Provided material -

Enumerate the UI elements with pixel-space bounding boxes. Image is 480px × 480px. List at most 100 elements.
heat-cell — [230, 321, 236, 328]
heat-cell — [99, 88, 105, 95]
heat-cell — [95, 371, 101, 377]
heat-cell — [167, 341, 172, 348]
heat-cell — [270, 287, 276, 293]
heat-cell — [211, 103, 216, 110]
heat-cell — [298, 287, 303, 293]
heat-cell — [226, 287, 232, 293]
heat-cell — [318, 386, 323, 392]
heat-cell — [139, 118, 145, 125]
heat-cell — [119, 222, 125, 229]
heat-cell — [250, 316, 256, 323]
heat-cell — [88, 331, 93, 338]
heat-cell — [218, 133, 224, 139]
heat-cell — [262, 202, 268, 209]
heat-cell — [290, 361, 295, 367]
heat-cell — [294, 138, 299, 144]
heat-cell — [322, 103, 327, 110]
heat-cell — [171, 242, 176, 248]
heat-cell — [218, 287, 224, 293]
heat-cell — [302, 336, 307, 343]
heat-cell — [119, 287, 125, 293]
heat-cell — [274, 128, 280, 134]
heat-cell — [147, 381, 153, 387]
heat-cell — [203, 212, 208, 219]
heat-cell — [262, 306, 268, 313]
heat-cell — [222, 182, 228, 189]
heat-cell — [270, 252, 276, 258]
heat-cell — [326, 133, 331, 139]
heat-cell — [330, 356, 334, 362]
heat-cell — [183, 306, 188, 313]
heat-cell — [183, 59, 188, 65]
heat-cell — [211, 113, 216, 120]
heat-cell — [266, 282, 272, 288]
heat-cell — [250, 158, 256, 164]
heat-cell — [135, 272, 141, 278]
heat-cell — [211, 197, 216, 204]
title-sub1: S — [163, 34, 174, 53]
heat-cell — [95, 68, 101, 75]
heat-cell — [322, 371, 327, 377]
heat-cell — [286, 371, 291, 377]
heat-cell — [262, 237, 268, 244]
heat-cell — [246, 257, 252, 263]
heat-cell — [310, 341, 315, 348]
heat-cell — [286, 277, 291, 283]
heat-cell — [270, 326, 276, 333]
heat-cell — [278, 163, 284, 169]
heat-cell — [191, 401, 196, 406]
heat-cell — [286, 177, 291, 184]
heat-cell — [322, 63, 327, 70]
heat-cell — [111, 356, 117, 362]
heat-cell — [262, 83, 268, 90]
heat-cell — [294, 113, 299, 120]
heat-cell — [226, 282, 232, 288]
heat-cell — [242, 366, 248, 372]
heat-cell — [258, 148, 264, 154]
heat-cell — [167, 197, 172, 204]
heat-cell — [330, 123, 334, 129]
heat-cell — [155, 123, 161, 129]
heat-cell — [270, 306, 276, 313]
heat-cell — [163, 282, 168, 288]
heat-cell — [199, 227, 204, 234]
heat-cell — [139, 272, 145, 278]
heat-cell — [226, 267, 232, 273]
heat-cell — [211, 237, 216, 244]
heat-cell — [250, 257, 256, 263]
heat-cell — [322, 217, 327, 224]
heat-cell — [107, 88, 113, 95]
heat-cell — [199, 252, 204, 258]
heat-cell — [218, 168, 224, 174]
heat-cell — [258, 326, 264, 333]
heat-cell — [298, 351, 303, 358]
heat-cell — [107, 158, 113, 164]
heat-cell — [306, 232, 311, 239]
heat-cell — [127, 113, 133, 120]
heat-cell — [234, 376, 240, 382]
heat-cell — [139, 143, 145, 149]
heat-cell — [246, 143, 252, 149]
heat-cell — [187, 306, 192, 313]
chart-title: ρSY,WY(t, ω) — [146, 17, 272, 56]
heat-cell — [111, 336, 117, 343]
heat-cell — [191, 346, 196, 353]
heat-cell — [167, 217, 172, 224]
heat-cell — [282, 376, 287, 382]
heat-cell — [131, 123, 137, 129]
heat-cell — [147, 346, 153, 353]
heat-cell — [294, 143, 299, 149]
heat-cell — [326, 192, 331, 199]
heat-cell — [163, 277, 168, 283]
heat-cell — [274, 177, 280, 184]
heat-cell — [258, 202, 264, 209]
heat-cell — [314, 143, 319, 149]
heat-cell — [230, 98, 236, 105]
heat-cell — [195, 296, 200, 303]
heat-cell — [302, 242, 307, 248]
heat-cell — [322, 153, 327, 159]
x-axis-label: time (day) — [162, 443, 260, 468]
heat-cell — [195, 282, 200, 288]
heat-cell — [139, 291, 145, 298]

Written problem - Please put each line of the material above into a Markdown table with two columns, Row and Line. Row holds the line's number and Line holds its text. Leave out blank lines.

Response to this exercise -
| Row | Line |
|---|---|
| 1 | Enumerate the UI elements with pixel-space bounding boxes. Image is 480px × 480px. List at most 100 elements. |
| 2 | heat-cell — [230, 321, 236, 328] |
| 3 | heat-cell — [99, 88, 105, 95] |
| 4 | heat-cell — [95, 371, 101, 377] |
| 5 | heat-cell — [167, 341, 172, 348] |
| 6 | heat-cell — [270, 287, 276, 293] |
| 7 | heat-cell — [211, 103, 216, 110] |
| 8 | heat-cell — [298, 287, 303, 293] |
| 9 | heat-cell — [226, 287, 232, 293] |
| 10 | heat-cell — [318, 386, 323, 392] |
| 11 | heat-cell — [139, 118, 145, 125] |
| 12 | heat-cell — [119, 222, 125, 229] |
| 13 | heat-cell — [250, 316, 256, 323] |
| 14 | heat-cell — [88, 331, 93, 338] |
| 15 | heat-cell — [218, 133, 224, 139] |
| 16 | heat-cell — [262, 202, 268, 209] |
| 17 | heat-cell — [290, 361, 295, 367] |
| 18 | heat-cell — [294, 138, 299, 144] |
| 19 | heat-cell — [322, 103, 327, 110] |
| 20 | heat-cell — [171, 242, 176, 248] |
| 21 | heat-cell — [218, 287, 224, 293] |
| 22 | heat-cell — [302, 336, 307, 343] |
| 23 | heat-cell — [119, 287, 125, 293] |
| 24 | heat-cell — [274, 128, 280, 134] |
| 25 | heat-cell — [147, 381, 153, 387] |
| 26 | heat-cell — [203, 212, 208, 219] |
| 27 | heat-cell — [262, 306, 268, 313] |
| 28 | heat-cell — [222, 182, 228, 189] |
| 29 | heat-cell — [270, 252, 276, 258] |
| 30 | heat-cell — [326, 133, 331, 139] |
| 31 | heat-cell — [330, 356, 334, 362] |
| 32 | heat-cell — [183, 306, 188, 313] |
| 33 | heat-cell — [183, 59, 188, 65] |
| 34 | heat-cell — [211, 113, 216, 120] |
| 35 | heat-cell — [266, 282, 272, 288] |
| 36 | heat-cell — [250, 158, 256, 164] |
| 37 | heat-cell — [135, 272, 141, 278] |
| 38 | heat-cell — [211, 197, 216, 204] |
| 39 | title-sub1: S — [163, 34, 174, 53] |
| 40 | heat-cell — [95, 68, 101, 75] |
| 41 | heat-cell — [322, 371, 327, 377] |
| 42 | heat-cell — [286, 371, 291, 377] |
| 43 | heat-cell — [262, 237, 268, 244] |
| 44 | heat-cell — [246, 257, 252, 263] |
| 45 | heat-cell — [310, 341, 315, 348] |
| 46 | heat-cell — [286, 277, 291, 283] |
| 47 | heat-cell — [270, 326, 276, 333] |
| 48 | heat-cell — [278, 163, 284, 169] |
| 49 | heat-cell — [191, 401, 196, 406] |
| 50 | heat-cell — [286, 177, 291, 184] |
| 51 | heat-cell — [322, 63, 327, 70] |
| 52 | heat-cell — [111, 356, 117, 362] |
| 53 | heat-cell — [262, 83, 268, 90] |
| 54 | heat-cell — [294, 113, 299, 120] |
| 55 | heat-cell — [226, 282, 232, 288] |
| 56 | heat-cell — [242, 366, 248, 372] |
| 57 | heat-cell — [258, 148, 264, 154] |
| 58 | heat-cell — [167, 197, 172, 204] |
| 59 | heat-cell — [330, 123, 334, 129] |
| 60 | heat-cell — [155, 123, 161, 129] |
| 61 | heat-cell — [270, 306, 276, 313] |
| 62 | heat-cell — [163, 282, 168, 288] |
| 63 | heat-cell — [199, 227, 204, 234] |
| 64 | heat-cell — [139, 272, 145, 278] |
| 65 | heat-cell — [226, 267, 232, 273] |
| 66 | heat-cell — [211, 237, 216, 244] |
| 67 | heat-cell — [250, 257, 256, 263] |
| 68 | heat-cell — [322, 217, 327, 224] |
| 69 | heat-cell — [107, 88, 113, 95] |
| 70 | heat-cell — [199, 252, 204, 258] |
| 71 | heat-cell — [218, 168, 224, 174] |
| 72 | heat-cell — [258, 326, 264, 333] |
| 73 | heat-cell — [298, 351, 303, 358] |
| 74 | heat-cell — [107, 158, 113, 164] |
| 75 | heat-cell — [306, 232, 311, 239] |
| 76 | heat-cell — [127, 113, 133, 120] |
| 77 | heat-cell — [234, 376, 240, 382] |
| 78 | heat-cell — [139, 143, 145, 149] |
| 79 | heat-cell — [246, 143, 252, 149] |
| 80 | heat-cell — [187, 306, 192, 313] |
| 81 | chart-title: ρSY,WY(t, ω) — [146, 17, 272, 56] |
| 82 | heat-cell — [111, 336, 117, 343] |
| 83 | heat-cell — [191, 346, 196, 353] |
| 84 | heat-cell — [167, 217, 172, 224] |
| 85 | heat-cell — [282, 376, 287, 382] |
| 86 | heat-cell — [131, 123, 137, 129] |
| 87 | heat-cell — [147, 346, 153, 353] |
| 88 | heat-cell — [294, 143, 299, 149] |
| 89 | heat-cell — [326, 192, 331, 199] |
| 90 | heat-cell — [163, 277, 168, 283] |
| 91 | heat-cell — [274, 177, 280, 184] |
| 92 | heat-cell — [258, 202, 264, 209] |
| 93 | heat-cell — [314, 143, 319, 149] |
| 94 | heat-cell — [230, 98, 236, 105] |
| 95 | heat-cell — [195, 296, 200, 303] |
| 96 | heat-cell — [302, 242, 307, 248] |
| 97 | heat-cell — [322, 153, 327, 159] |
| 98 | x-axis-label: time (day) — [162, 443, 260, 468] |
| 99 | heat-cell — [195, 282, 200, 288] |
| 100 | heat-cell — [139, 291, 145, 298] |